SUPPLIED RECORDS ->
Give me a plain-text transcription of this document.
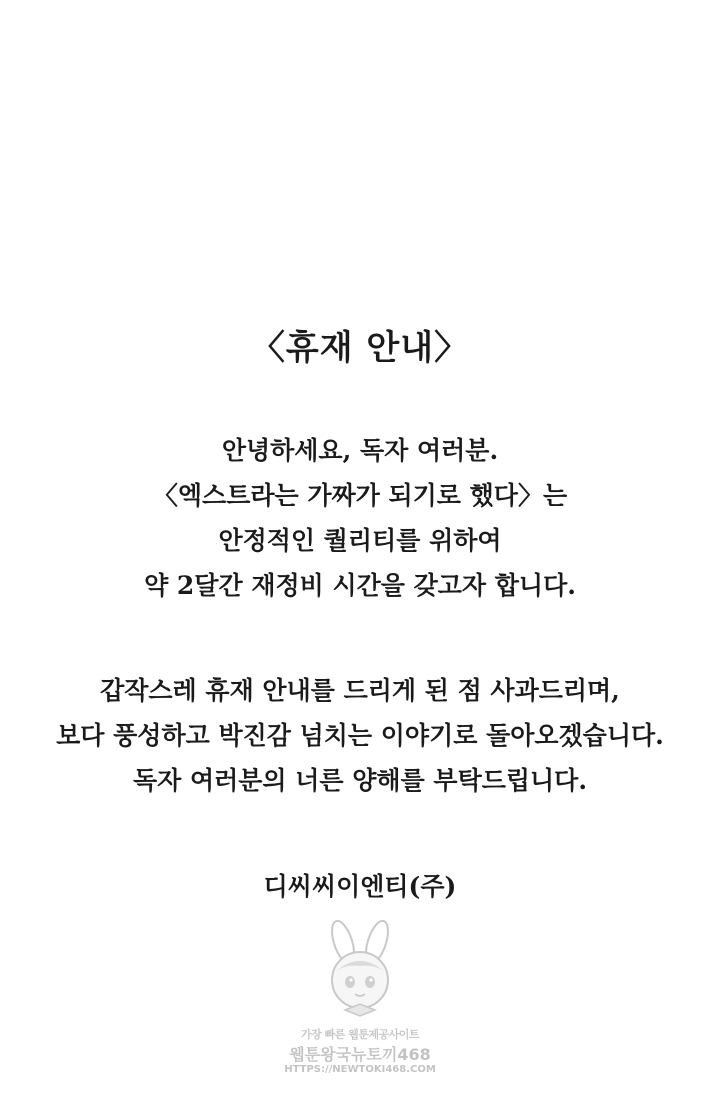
〈휴재 안내〉

안녕하세요, 독자 여러분.
〈엑스트라는 가짜가 되기로 했다〉는
안정적인 퀄리티를 위하여
약 2달간 재정비 시간을 갖고자 합니다.

갑작스레 휴재 안내를 드리게 된 점 사과드리며,
보다 풍성하고 박진감 넘치는 이야기로 돌아오겠습니다.
독자 여러분의 너른 양해를 부탁드립니다.

디씨씨이엔티(주)

가장 빠른 웹툰제공사이트
웹툰왕국뉴토끼468
HTTPS://NEWTOKI468.COM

PROBLEM TO SOLVE ->
Write out the listing above again, exactly, but with no pictures in the copy.

THE OUTPUT ->
Give me a plain-text transcription of this document.
〈휴재 안내〉

안녕하세요, 독자 여러분.
〈엑스트라는 가짜가 되기로 했다〉는
안정적인 퀄리티를 위하여
약 2달간 재정비 시간을 갖고자 합니다.

갑작스레 휴재 안내를 드리게 된 점 사과드리며,
보다 풍성하고 박진감 넘치는 이야기로 돌아오겠습니다.
독자 여러분의 너른 양해를 부탁드립니다.

디씨씨이엔티(주)

가장 빠른 웹툰제공사이트
웹툰왕국뉴토끼468
HTTPS://NEWTOKI468.COM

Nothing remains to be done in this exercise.